-- DATA --
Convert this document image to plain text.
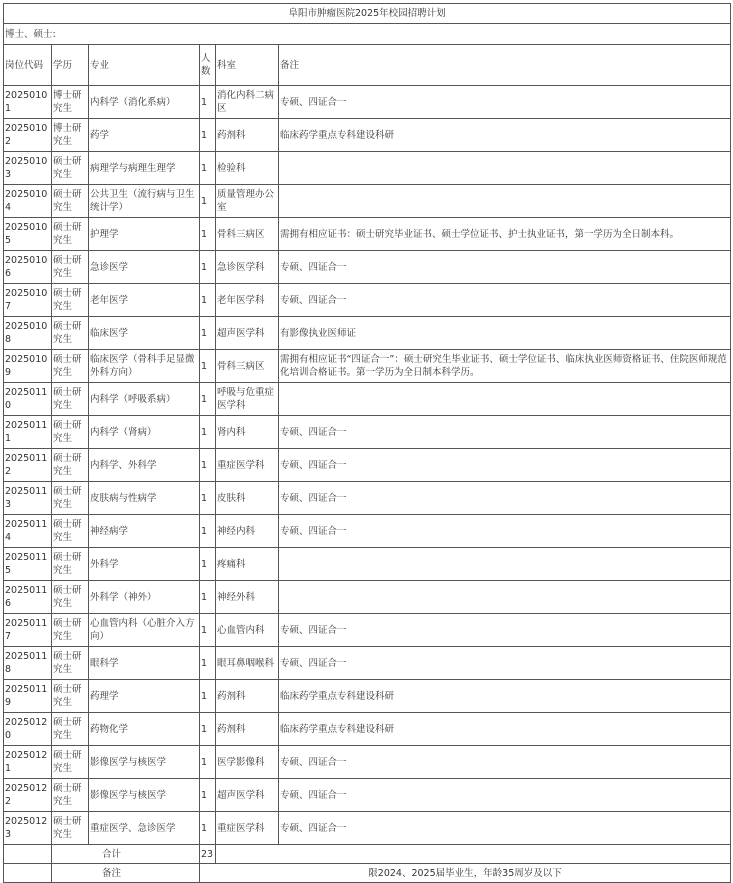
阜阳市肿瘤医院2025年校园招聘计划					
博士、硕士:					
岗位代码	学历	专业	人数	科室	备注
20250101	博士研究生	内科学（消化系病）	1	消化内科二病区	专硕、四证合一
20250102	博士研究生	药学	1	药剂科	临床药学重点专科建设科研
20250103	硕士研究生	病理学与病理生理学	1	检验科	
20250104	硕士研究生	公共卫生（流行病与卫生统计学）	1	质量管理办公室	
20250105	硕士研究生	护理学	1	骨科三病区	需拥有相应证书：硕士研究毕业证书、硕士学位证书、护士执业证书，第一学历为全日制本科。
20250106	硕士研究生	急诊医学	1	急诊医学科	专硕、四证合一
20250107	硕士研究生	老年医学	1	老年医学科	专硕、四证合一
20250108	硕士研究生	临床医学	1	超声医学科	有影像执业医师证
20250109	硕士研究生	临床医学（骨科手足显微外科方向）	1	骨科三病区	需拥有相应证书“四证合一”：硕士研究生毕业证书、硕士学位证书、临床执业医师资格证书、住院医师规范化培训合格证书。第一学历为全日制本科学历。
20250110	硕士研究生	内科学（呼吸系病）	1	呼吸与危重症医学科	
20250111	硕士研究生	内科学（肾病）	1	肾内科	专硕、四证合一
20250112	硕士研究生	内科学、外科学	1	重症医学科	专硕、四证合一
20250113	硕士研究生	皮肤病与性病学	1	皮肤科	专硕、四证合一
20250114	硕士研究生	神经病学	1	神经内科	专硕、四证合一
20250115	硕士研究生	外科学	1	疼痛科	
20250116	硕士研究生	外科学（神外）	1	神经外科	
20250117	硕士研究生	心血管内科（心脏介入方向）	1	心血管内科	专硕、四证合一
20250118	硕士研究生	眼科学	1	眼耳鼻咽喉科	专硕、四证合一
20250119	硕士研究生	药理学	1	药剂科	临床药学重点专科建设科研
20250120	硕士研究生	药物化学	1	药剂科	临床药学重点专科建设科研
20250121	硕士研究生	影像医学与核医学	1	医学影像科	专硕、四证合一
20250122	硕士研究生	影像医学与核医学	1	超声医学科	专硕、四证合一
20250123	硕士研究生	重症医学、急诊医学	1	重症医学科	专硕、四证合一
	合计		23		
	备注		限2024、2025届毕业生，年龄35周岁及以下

==

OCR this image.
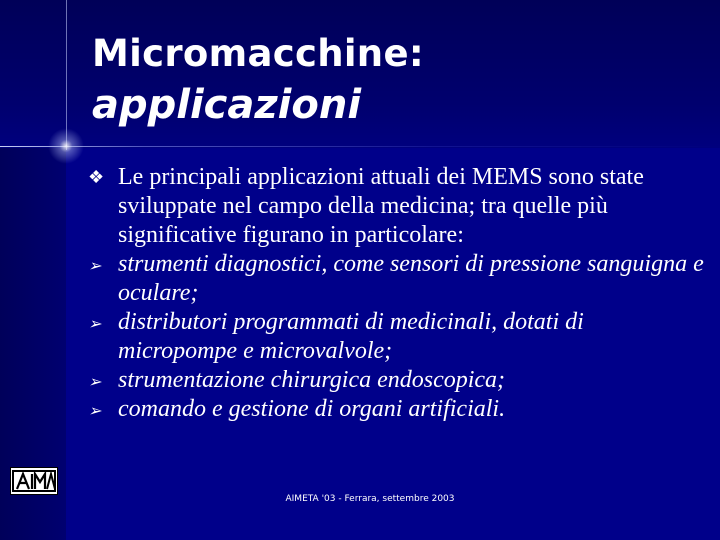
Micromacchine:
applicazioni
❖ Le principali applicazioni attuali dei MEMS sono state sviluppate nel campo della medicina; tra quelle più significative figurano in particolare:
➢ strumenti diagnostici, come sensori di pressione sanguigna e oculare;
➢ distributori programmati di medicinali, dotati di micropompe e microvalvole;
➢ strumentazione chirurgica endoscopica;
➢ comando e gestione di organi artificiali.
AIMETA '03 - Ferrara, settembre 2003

--

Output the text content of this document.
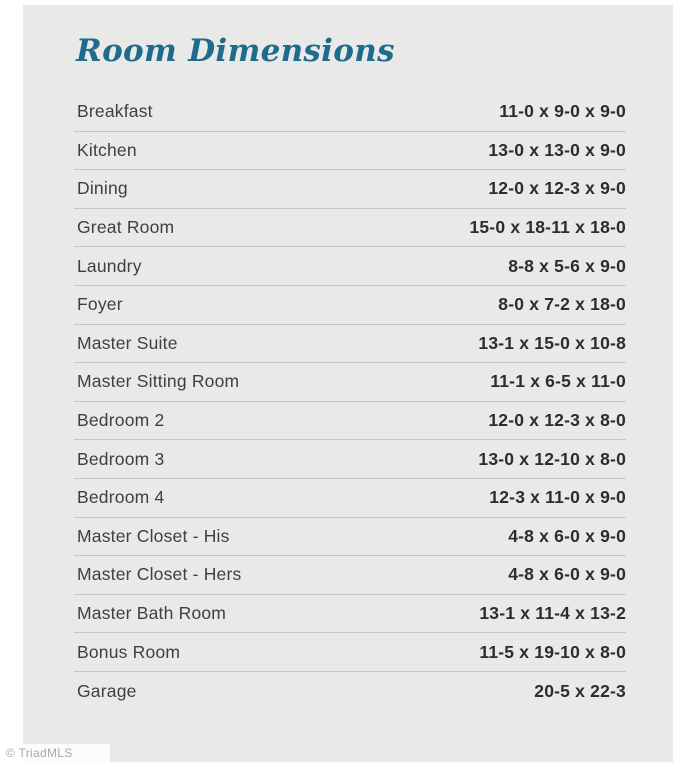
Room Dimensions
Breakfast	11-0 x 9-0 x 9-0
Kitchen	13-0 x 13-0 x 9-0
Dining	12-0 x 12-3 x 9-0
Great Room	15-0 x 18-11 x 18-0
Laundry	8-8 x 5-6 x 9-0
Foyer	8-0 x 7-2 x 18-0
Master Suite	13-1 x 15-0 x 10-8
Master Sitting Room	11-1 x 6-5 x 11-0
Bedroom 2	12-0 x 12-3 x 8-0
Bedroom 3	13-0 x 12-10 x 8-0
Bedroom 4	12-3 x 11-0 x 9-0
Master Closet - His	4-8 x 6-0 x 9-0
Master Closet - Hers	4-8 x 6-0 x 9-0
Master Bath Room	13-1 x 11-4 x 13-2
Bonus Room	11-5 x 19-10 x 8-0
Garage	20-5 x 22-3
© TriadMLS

-- PROBLEM DESCRIPTION --
Where a line above contains the word "超声医学科", copy that line.

-- TASK RESPONSE --
20250108	硕士研究生	临床医学	1	超声医学科	有影像执业医师证
20250122	硕士研究生	影像医学与核医学	1	超声医学科	专硕、四证合一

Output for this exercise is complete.